**Objective:** From the entries provided below, copy each line that contains the word "share".
+++ Dataset records
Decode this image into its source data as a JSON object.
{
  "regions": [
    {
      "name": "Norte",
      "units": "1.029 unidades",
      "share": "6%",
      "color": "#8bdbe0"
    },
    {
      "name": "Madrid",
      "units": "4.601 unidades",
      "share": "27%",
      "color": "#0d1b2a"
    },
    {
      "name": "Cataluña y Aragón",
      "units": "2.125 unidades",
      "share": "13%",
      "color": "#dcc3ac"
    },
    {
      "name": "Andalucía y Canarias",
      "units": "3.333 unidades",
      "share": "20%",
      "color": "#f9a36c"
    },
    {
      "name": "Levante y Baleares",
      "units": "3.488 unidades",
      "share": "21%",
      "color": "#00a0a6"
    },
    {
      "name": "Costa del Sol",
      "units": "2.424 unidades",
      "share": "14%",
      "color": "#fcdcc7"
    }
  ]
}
++++++
+++ Dataset records
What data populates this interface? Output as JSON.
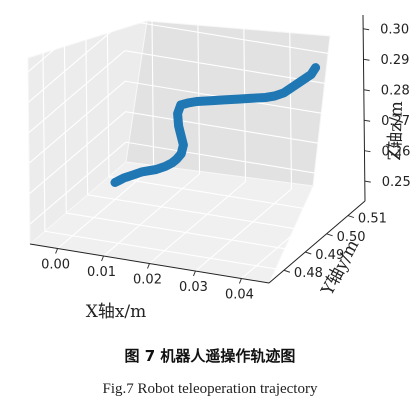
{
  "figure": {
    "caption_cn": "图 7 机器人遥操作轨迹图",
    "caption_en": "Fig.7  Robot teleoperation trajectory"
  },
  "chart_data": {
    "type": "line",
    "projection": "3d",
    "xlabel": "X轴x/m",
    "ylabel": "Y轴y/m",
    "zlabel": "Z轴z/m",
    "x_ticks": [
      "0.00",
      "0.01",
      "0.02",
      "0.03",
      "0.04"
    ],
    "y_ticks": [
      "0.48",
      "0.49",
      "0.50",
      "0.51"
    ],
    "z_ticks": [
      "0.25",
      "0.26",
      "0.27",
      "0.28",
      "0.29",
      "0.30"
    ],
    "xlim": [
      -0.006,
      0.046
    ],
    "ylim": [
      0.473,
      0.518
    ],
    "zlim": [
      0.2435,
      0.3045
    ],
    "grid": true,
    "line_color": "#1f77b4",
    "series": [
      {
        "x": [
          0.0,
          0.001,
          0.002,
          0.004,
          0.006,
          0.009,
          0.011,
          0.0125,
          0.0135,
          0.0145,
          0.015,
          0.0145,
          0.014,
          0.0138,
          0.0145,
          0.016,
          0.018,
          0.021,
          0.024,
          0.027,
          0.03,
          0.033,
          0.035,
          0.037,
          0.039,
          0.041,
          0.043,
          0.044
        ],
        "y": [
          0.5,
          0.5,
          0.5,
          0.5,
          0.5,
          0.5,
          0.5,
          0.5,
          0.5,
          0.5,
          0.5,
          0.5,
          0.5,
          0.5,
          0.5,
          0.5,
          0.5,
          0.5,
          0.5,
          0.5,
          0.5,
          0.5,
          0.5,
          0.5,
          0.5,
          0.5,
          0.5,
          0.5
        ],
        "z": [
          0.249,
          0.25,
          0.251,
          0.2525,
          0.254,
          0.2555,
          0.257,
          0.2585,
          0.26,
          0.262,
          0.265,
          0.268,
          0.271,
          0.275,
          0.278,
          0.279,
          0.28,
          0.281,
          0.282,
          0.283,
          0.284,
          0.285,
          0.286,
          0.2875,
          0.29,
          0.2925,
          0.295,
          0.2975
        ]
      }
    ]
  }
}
++++++
**Answer to this exercise:**
      "share": "6%",
      "share": "27%",
      "share": "13%",
      "share": "20%",
      "share": "21%",
      "share": "14%",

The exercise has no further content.